Work to do: Reproduce the following material line for line, without any changes, and leave out the pictures.

# Data records start

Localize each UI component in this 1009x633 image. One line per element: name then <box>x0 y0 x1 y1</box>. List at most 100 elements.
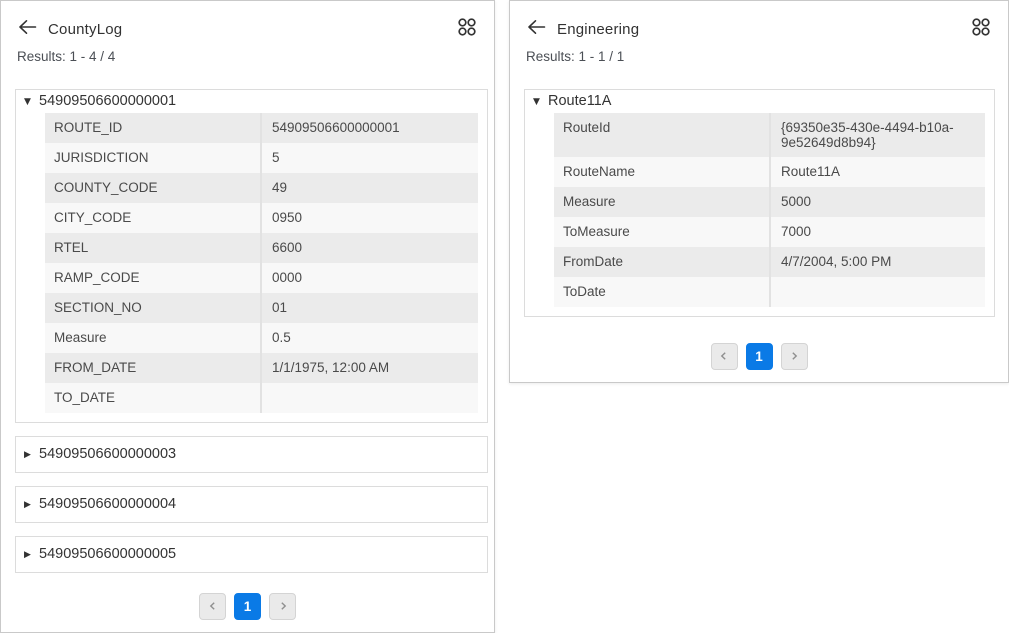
previous-page-button[interactable] <box>711 343 738 370</box>
feature-header-toggle[interactable]: ▶ 54909506600000004 <box>16 487 487 522</box>
chevron-left-icon <box>208 598 218 616</box>
table-row: RouteId {69350e35-430e-4494-b10a-9e52649… <box>554 113 985 157</box>
panel-title: Engineering <box>557 21 639 38</box>
caret-down-icon: ▼ <box>533 97 548 107</box>
field-label: SECTION_NO <box>45 293 260 323</box>
field-value: {69350e35-430e-4494-b10a-9e52649d8b94} <box>769 113 985 157</box>
table-row: CITY_CODE 0950 <box>45 203 478 233</box>
field-value: 1/1/1975, 12:00 AM <box>260 353 478 383</box>
field-label: Measure <box>554 187 769 217</box>
table-row: JURISDICTION 5 <box>45 143 478 173</box>
grid-view-button[interactable] <box>456 18 478 40</box>
feature-header-toggle[interactable]: ▶ 54909506600000003 <box>16 437 487 472</box>
field-value: 0.5 <box>260 323 478 353</box>
field-value: 4/7/2004, 5:00 PM <box>769 247 985 277</box>
field-label: RouteName <box>554 157 769 187</box>
table-row: RouteName Route11A <box>554 157 985 187</box>
table-row: ROUTE_ID 54909506600000001 <box>45 113 478 143</box>
feature-card: ▶ 54909506600000003 <box>15 436 488 473</box>
panel-engineering: Engineering Results: 1 - 1 / 1 ▼ Ro <box>509 0 1009 383</box>
back-arrow-icon <box>527 19 546 40</box>
field-value: 0950 <box>260 203 478 233</box>
grid-icon <box>971 17 991 42</box>
field-value: 54909506600000001 <box>260 113 478 143</box>
page-number-button[interactable]: 1 <box>746 343 773 370</box>
table-row: RAMP_CODE 0000 <box>45 263 478 293</box>
table-row: SECTION_NO 01 <box>45 293 478 323</box>
next-page-button[interactable] <box>269 593 296 620</box>
table-row: ToDate <box>554 277 985 307</box>
chevron-left-icon <box>719 348 729 366</box>
back-arrow-icon <box>18 19 37 40</box>
table-row: Measure 0.5 <box>45 323 478 353</box>
next-page-button[interactable] <box>781 343 808 370</box>
field-label: ToDate <box>554 277 769 307</box>
feature-title: Route11A <box>548 93 611 110</box>
field-label: FROM_DATE <box>45 353 260 383</box>
table-row: ToMeasure 7000 <box>554 217 985 247</box>
field-value: Route11A <box>769 157 985 187</box>
field-label: TO_DATE <box>45 383 260 413</box>
field-label: RAMP_CODE <box>45 263 260 293</box>
panel-engineering-header: Engineering Results: 1 - 1 / 1 <box>510 1 1008 64</box>
feature-list: ▼ Route11A RouteId {69350e35-430e-4494-b… <box>510 64 1008 317</box>
back-button[interactable] <box>17 19 37 39</box>
field-label: CITY_CODE <box>45 203 260 233</box>
grid-icon <box>457 17 477 42</box>
field-label: ToMeasure <box>554 217 769 247</box>
results-count: Results: 1 - 4 / 4 <box>17 49 478 64</box>
field-value: 5 <box>260 143 478 173</box>
field-label: ROUTE_ID <box>45 113 260 143</box>
table-row: Measure 5000 <box>554 187 985 217</box>
back-button[interactable] <box>526 19 546 39</box>
field-label: Measure <box>45 323 260 353</box>
chevron-right-icon <box>278 598 288 616</box>
feature-header-toggle[interactable]: ▼ 54909506600000001 <box>16 90 487 113</box>
feature-header-toggle[interactable]: ▶ 54909506600000005 <box>16 537 487 572</box>
caret-right-icon: ▶ <box>24 550 39 560</box>
field-value: 7000 <box>769 217 985 247</box>
field-value: 5000 <box>769 187 985 217</box>
caret-right-icon: ▶ <box>24 450 39 460</box>
page-number-button[interactable]: 1 <box>234 593 261 620</box>
field-value: 0000 <box>260 263 478 293</box>
feature-header-toggle[interactable]: ▼ Route11A <box>525 90 994 113</box>
pagination: 1 <box>510 343 1008 370</box>
feature-card: ▶ 54909506600000004 <box>15 486 488 523</box>
feature-title: 54909506600000004 <box>39 496 176 513</box>
table-row: TO_DATE <box>45 383 478 413</box>
attribute-table: RouteId {69350e35-430e-4494-b10a-9e52649… <box>554 113 985 307</box>
field-value: 6600 <box>260 233 478 263</box>
feature-card: ▼ Route11A RouteId {69350e35-430e-4494-b… <box>524 89 995 317</box>
feature-card: ▶ 54909506600000005 <box>15 536 488 573</box>
chevron-right-icon <box>789 348 799 366</box>
table-row: FROM_DATE 1/1/1975, 12:00 AM <box>45 353 478 383</box>
feature-title: 54909506600000001 <box>39 93 176 110</box>
grid-view-button[interactable] <box>970 18 992 40</box>
field-value: 49 <box>260 173 478 203</box>
feature-title: 54909506600000005 <box>39 546 176 563</box>
field-label: COUNTY_CODE <box>45 173 260 203</box>
panel-title: CountyLog <box>48 21 122 38</box>
panel-countylog: CountyLog Results: 1 - 4 / 4 ▼ <box>0 0 495 633</box>
field-label: RouteId <box>554 113 769 157</box>
feature-list: ▼ 54909506600000001 ROUTE_ID 54909506600… <box>1 64 494 573</box>
field-value <box>260 383 478 413</box>
caret-right-icon: ▶ <box>24 500 39 510</box>
field-label: FromDate <box>554 247 769 277</box>
table-row: COUNTY_CODE 49 <box>45 173 478 203</box>
previous-page-button[interactable] <box>199 593 226 620</box>
table-row: FromDate 4/7/2004, 5:00 PM <box>554 247 985 277</box>
results-count: Results: 1 - 1 / 1 <box>526 49 992 64</box>
feature-title: 54909506600000003 <box>39 446 176 463</box>
panel-countylog-header: CountyLog Results: 1 - 4 / 4 <box>1 1 494 64</box>
caret-down-icon: ▼ <box>24 97 39 107</box>
field-label: JURISDICTION <box>45 143 260 173</box>
field-value <box>769 277 985 307</box>
feature-card: ▼ 54909506600000001 ROUTE_ID 54909506600… <box>15 89 488 423</box>
table-row: RTEL 6600 <box>45 233 478 263</box>
field-value: 01 <box>260 293 478 323</box>
pagination: 1 <box>1 593 494 620</box>
feature-info-screen: CountyLog Results: 1 - 4 / 4 ▼ <box>0 0 1009 633</box>
attribute-table: ROUTE_ID 54909506600000001 JURISDICTION … <box>45 113 478 413</box>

# Data records end

Exercise solution:
Localize each UI component in this 1009x633 image. One line per element: name then <box>x0 y0 x1 y1</box>. List at most 100 elements.
previous-page-button[interactable] <box>711 343 738 370</box>
feature-header-toggle[interactable]: ▶ 54909506600000004 <box>16 487 487 522</box>
chevron-left-icon <box>208 598 218 616</box>
table-row: RouteId {69350e35-430e-4494-b10a-9e52649… <box>554 113 985 157</box>
panel-title: Engineering <box>557 21 639 38</box>
caret-down-icon: ▼ <box>533 97 548 107</box>
field-label: SECTION_NO <box>45 293 260 323</box>
field-value: {69350e35-430e-4494-b10a-9e52649d8b94} <box>769 113 985 157</box>
table-row: CITY_CODE 0950 <box>45 203 478 233</box>
field-value: 1/1/1975, 12:00 AM <box>260 353 478 383</box>
field-label: Measure <box>554 187 769 217</box>
table-row: JURISDICTION 5 <box>45 143 478 173</box>
grid-view-button[interactable] <box>456 18 478 40</box>
feature-header-toggle[interactable]: ▶ 54909506600000003 <box>16 437 487 472</box>
field-value: 0.5 <box>260 323 478 353</box>
field-value: 4/7/2004, 5:00 PM <box>769 247 985 277</box>
field-label: RouteName <box>554 157 769 187</box>
table-row: RouteName Route11A <box>554 157 985 187</box>
table-row: ROUTE_ID 54909506600000001 <box>45 113 478 143</box>
feature-card: ▶ 54909506600000003 <box>15 436 488 473</box>
panel-engineering: Engineering Results: 1 - 1 / 1 ▼ Ro <box>509 0 1009 383</box>
back-arrow-icon <box>527 19 546 40</box>
field-value: 0950 <box>260 203 478 233</box>
grid-icon <box>971 17 991 42</box>
field-value: 54909506600000001 <box>260 113 478 143</box>
page-number-button[interactable]: 1 <box>746 343 773 370</box>
table-row: RAMP_CODE 0000 <box>45 263 478 293</box>
table-row: SECTION_NO 01 <box>45 293 478 323</box>
next-page-button[interactable] <box>269 593 296 620</box>
table-row: ToDate <box>554 277 985 307</box>
chevron-left-icon <box>719 348 729 366</box>
back-arrow-icon <box>18 19 37 40</box>
table-row: Measure 0.5 <box>45 323 478 353</box>
next-page-button[interactable] <box>781 343 808 370</box>
field-label: ToDate <box>554 277 769 307</box>
feature-title: Route11A <box>548 93 611 110</box>
field-label: FROM_DATE <box>45 353 260 383</box>
table-row: ToMeasure 7000 <box>554 217 985 247</box>
field-value: Route11A <box>769 157 985 187</box>
field-label: TO_DATE <box>45 383 260 413</box>
field-label: RAMP_CODE <box>45 263 260 293</box>
panel-engineering-header: Engineering Results: 1 - 1 / 1 <box>510 1 1008 64</box>
feature-list: ▼ Route11A RouteId {69350e35-430e-4494-b… <box>510 64 1008 317</box>
back-button[interactable] <box>17 19 37 39</box>
field-label: CITY_CODE <box>45 203 260 233</box>
grid-icon <box>457 17 477 42</box>
field-label: ToMeasure <box>554 217 769 247</box>
results-count: Results: 1 - 4 / 4 <box>17 49 478 64</box>
field-value: 5 <box>260 143 478 173</box>
field-label: ROUTE_ID <box>45 113 260 143</box>
table-row: Measure 5000 <box>554 187 985 217</box>
back-button[interactable] <box>526 19 546 39</box>
field-label: Measure <box>45 323 260 353</box>
chevron-right-icon <box>278 598 288 616</box>
feature-header-toggle[interactable]: ▼ 54909506600000001 <box>16 90 487 113</box>
feature-header-toggle[interactable]: ▶ 54909506600000005 <box>16 537 487 572</box>
caret-right-icon: ▶ <box>24 550 39 560</box>
field-value: 7000 <box>769 217 985 247</box>
field-value: 5000 <box>769 187 985 217</box>
caret-right-icon: ▶ <box>24 450 39 460</box>
page-number-button[interactable]: 1 <box>234 593 261 620</box>
field-value: 0000 <box>260 263 478 293</box>
feature-header-toggle[interactable]: ▼ Route11A <box>525 90 994 113</box>
pagination: 1 <box>510 343 1008 370</box>
feature-card: ▶ 54909506600000004 <box>15 486 488 523</box>
feature-title: 54909506600000004 <box>39 496 176 513</box>
table-row: TO_DATE <box>45 383 478 413</box>
attribute-table: RouteId {69350e35-430e-4494-b10a-9e52649… <box>554 113 985 307</box>
field-value: 6600 <box>260 233 478 263</box>
feature-card: ▼ Route11A RouteId {69350e35-430e-4494-b… <box>524 89 995 317</box>
feature-card: ▶ 54909506600000005 <box>15 536 488 573</box>
chevron-right-icon <box>789 348 799 366</box>
table-row: FROM_DATE 1/1/1975, 12:00 AM <box>45 353 478 383</box>
feature-title: 54909506600000001 <box>39 93 176 110</box>
grid-view-button[interactable] <box>970 18 992 40</box>
field-value: 49 <box>260 173 478 203</box>
feature-title: 54909506600000005 <box>39 546 176 563</box>
field-label: COUNTY_CODE <box>45 173 260 203</box>
panel-title: CountyLog <box>48 21 122 38</box>
panel-countylog: CountyLog Results: 1 - 4 / 4 ▼ <box>0 0 495 633</box>
field-label: RouteId <box>554 113 769 157</box>
feature-list: ▼ 54909506600000001 ROUTE_ID 54909506600… <box>1 64 494 573</box>
field-value <box>260 383 478 413</box>
caret-right-icon: ▶ <box>24 500 39 510</box>
field-label: FromDate <box>554 247 769 277</box>
table-row: COUNTY_CODE 49 <box>45 173 478 203</box>
previous-page-button[interactable] <box>199 593 226 620</box>
table-row: FromDate 4/7/2004, 5:00 PM <box>554 247 985 277</box>
results-count: Results: 1 - 1 / 1 <box>526 49 992 64</box>
feature-title: 54909506600000003 <box>39 446 176 463</box>
panel-countylog-header: CountyLog Results: 1 - 4 / 4 <box>1 1 494 64</box>
caret-down-icon: ▼ <box>24 97 39 107</box>
field-label: JURISDICTION <box>45 143 260 173</box>
field-value <box>769 277 985 307</box>
feature-card: ▼ 54909506600000001 ROUTE_ID 54909506600… <box>15 89 488 423</box>
table-row: RTEL 6600 <box>45 233 478 263</box>
field-value: 01 <box>260 293 478 323</box>
pagination: 1 <box>1 593 494 620</box>
feature-info-screen: CountyLog Results: 1 - 4 / 4 ▼ <box>0 0 1009 633</box>
attribute-table: ROUTE_ID 54909506600000001 JURISDICTION … <box>45 113 478 413</box>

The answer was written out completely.